Task description:
Look through the lines below and extract any with the word "нанесения".

Data extract:
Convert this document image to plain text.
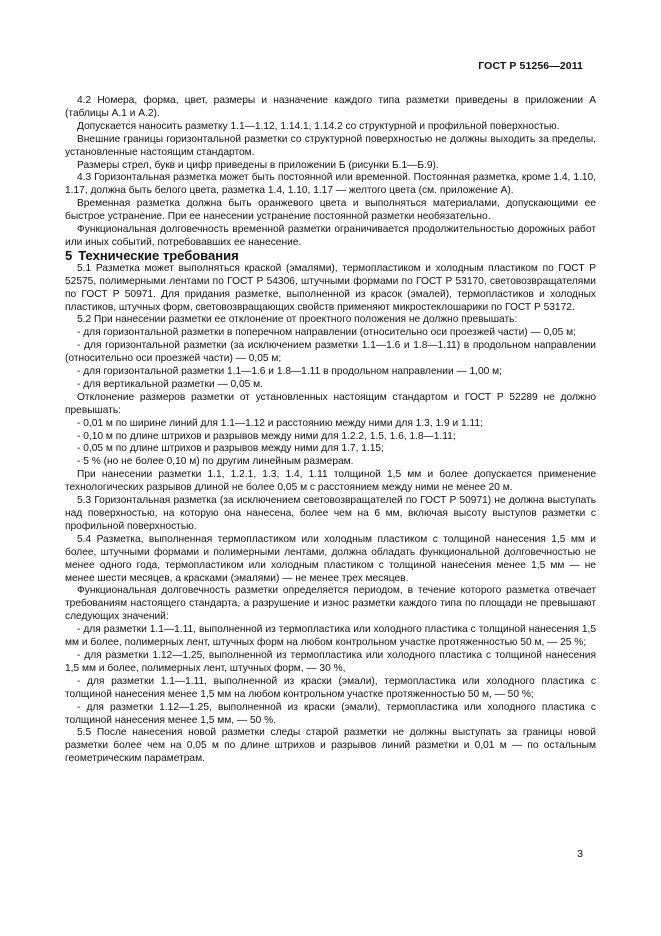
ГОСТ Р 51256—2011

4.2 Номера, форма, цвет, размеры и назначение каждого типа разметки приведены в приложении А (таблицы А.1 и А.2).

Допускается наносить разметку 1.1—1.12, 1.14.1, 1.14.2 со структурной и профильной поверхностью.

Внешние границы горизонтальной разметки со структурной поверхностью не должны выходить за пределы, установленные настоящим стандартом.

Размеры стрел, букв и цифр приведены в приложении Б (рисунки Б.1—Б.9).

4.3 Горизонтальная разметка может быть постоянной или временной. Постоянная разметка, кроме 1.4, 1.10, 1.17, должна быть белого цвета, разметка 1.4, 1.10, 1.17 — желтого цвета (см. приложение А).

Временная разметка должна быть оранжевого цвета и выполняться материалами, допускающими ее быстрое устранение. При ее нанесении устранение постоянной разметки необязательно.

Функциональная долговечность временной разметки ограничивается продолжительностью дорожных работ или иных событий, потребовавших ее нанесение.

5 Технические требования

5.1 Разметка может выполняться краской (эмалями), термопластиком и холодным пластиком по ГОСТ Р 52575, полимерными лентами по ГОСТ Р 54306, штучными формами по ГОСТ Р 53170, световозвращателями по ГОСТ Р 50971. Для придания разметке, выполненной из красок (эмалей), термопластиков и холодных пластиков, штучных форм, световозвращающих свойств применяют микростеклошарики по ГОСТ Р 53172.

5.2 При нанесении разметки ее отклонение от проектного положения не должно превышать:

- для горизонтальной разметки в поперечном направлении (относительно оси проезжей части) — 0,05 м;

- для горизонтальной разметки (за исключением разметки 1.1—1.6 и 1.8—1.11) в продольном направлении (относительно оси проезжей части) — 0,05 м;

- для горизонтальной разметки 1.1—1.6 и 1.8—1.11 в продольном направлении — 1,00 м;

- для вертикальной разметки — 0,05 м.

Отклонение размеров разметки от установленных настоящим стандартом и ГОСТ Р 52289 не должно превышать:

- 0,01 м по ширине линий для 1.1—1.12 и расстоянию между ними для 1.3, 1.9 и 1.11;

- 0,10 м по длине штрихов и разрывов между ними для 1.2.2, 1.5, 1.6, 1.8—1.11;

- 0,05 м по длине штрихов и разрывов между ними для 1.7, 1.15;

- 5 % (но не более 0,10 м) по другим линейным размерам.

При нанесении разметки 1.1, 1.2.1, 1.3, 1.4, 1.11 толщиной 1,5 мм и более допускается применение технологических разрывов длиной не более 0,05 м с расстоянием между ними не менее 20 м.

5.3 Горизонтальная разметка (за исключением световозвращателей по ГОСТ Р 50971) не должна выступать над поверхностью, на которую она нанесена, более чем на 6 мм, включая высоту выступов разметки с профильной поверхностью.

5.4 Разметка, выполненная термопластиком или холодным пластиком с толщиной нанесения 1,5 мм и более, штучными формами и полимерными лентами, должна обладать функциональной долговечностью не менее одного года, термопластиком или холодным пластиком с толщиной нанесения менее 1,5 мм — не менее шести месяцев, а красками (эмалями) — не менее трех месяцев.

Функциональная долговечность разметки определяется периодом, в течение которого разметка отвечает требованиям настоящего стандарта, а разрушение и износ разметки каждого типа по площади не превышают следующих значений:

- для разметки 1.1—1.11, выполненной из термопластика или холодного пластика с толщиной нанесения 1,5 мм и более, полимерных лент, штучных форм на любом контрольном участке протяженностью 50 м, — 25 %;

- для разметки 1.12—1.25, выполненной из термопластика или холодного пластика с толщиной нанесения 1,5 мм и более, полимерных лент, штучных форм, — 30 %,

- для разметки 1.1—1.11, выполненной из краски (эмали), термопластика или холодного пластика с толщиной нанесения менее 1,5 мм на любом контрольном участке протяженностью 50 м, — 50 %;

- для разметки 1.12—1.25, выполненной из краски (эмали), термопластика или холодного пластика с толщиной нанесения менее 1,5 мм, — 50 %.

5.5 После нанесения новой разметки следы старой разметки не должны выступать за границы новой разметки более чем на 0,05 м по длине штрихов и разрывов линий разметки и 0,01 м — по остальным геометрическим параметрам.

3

Answer in full:
5.4 Разметка, выполненная термопластиком или холодным пластиком с толщиной нанесения 1,5 мм и более, штучными формами и полимерными лентами, должна обладать функциональной долговечностью не менее одного года, термопластиком или холодным пластиком с толщиной нанесения менее 1,5 мм — не менее шести месяцев, а красками (эмалями) — не менее трех месяцев.
- для разметки 1.1—1.11, выполненной из термопластика или холодного пластика с толщиной нанесения 1,5 мм и более, полимерных лент, штучных форм на любом контрольном участке протяженностью 50 м, — 25 %;
- для разметки 1.12—1.25, выполненной из термопластика или холодного пластика с толщиной нанесения 1,5 мм и более, полимерных лент, штучных форм, — 30 %,
- для разметки 1.1—1.11, выполненной из краски (эмали), термопластика или холодного пластика с толщиной нанесения менее 1,5 мм на любом контрольном участке протяженностью 50 м, — 50 %;
- для разметки 1.12—1.25, выполненной из краски (эмали), термопластика или холодного пластика с толщиной нанесения менее 1,5 мм, — 50 %.
5.5 После нанесения новой разметки следы старой разметки не должны выступать за границы новой разметки более чем на 0,05 м по длине штрихов и разрывов линий разметки и 0,01 м — по остальным геометрическим параметрам.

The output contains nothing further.